Data extracted from a collection
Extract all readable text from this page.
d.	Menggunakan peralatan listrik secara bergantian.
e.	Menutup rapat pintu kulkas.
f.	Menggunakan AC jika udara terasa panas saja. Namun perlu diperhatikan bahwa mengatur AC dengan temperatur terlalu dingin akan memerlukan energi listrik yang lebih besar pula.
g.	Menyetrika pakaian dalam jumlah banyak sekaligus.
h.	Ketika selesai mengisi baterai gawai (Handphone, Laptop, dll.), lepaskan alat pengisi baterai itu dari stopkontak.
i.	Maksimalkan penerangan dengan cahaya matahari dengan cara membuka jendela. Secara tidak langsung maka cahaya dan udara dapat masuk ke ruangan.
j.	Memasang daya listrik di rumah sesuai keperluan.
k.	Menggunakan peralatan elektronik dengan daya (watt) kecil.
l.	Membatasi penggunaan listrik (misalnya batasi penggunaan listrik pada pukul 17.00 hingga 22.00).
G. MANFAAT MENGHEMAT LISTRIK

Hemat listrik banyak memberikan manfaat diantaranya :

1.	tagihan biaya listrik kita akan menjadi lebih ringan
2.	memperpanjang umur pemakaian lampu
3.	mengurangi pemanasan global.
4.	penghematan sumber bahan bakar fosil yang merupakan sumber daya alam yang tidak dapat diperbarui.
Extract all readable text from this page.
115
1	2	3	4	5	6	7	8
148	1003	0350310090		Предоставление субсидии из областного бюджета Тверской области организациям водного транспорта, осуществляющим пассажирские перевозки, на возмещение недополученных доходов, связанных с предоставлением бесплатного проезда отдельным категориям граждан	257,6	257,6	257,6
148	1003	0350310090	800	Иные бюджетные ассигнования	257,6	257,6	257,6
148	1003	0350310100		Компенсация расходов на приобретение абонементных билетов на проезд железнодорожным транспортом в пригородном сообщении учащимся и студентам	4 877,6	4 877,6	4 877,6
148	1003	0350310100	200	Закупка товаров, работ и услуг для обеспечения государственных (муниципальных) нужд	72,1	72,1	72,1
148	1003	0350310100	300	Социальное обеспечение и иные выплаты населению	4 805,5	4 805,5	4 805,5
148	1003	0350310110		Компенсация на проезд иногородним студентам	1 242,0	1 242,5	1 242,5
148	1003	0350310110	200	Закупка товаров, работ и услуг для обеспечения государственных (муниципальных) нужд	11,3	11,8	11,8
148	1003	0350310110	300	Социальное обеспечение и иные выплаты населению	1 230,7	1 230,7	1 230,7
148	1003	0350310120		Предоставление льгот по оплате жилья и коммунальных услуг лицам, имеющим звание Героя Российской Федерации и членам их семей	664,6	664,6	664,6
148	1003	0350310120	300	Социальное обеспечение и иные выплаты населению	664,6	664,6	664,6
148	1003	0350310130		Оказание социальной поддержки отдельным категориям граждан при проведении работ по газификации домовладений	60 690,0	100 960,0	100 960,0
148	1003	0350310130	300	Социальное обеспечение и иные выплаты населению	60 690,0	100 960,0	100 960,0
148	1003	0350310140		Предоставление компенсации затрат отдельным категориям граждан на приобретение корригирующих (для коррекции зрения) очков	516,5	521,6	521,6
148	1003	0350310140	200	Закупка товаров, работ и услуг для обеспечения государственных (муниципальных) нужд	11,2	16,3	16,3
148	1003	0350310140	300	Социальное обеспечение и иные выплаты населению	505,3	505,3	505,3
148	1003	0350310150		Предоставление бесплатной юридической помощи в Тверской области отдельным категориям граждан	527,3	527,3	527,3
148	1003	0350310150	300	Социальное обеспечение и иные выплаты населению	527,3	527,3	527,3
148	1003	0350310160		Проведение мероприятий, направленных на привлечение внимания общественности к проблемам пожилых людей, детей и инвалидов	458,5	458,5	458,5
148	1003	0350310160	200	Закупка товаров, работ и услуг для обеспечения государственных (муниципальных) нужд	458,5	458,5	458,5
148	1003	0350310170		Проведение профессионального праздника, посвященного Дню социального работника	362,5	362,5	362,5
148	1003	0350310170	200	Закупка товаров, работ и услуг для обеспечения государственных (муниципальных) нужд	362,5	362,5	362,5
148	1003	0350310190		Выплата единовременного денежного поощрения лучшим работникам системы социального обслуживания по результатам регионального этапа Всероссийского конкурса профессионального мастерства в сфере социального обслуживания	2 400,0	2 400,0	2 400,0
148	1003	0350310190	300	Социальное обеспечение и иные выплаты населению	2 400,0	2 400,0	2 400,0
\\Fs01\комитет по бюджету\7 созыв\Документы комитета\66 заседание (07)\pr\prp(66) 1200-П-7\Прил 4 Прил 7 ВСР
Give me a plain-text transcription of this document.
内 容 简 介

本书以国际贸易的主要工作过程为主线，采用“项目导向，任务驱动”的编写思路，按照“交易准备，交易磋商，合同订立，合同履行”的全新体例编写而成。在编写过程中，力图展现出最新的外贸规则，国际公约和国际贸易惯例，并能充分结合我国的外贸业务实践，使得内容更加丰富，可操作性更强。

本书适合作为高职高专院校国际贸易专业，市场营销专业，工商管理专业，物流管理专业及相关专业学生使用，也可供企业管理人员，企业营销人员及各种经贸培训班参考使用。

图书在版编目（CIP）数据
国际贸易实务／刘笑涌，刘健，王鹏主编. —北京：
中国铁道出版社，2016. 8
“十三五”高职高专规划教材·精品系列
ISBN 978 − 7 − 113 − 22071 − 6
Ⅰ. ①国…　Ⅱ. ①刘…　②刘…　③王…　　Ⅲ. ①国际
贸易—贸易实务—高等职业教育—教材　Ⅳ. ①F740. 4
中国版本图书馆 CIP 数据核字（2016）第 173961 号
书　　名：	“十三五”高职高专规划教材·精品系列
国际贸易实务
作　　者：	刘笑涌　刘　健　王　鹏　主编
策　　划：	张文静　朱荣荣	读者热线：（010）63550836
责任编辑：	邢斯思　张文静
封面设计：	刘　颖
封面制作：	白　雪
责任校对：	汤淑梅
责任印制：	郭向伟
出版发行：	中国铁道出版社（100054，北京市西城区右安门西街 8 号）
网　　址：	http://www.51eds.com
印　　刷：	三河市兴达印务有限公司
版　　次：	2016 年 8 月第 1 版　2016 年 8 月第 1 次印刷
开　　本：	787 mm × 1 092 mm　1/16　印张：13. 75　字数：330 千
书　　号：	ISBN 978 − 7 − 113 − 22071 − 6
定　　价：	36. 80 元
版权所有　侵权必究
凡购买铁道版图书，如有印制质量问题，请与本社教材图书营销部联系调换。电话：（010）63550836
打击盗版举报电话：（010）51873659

### WORK TO COMPLETE
Single out each line of the records above with the string "dengan" in it, and copy it.

### TASK RESPONSE
f.	Menggunakan AC jika udara terasa panas saja. Namun perlu diperhatikan bahwa mengatur AC dengan temperatur terlalu dingin akan memerlukan energi listrik yang lebih besar pula.
i.	Maksimalkan penerangan dengan cahaya matahari dengan cara membuka jendela. Secara tidak langsung maka cahaya dan udara dapat masuk ke ruangan.
k.	Menggunakan peralatan elektronik dengan daya (watt) kecil.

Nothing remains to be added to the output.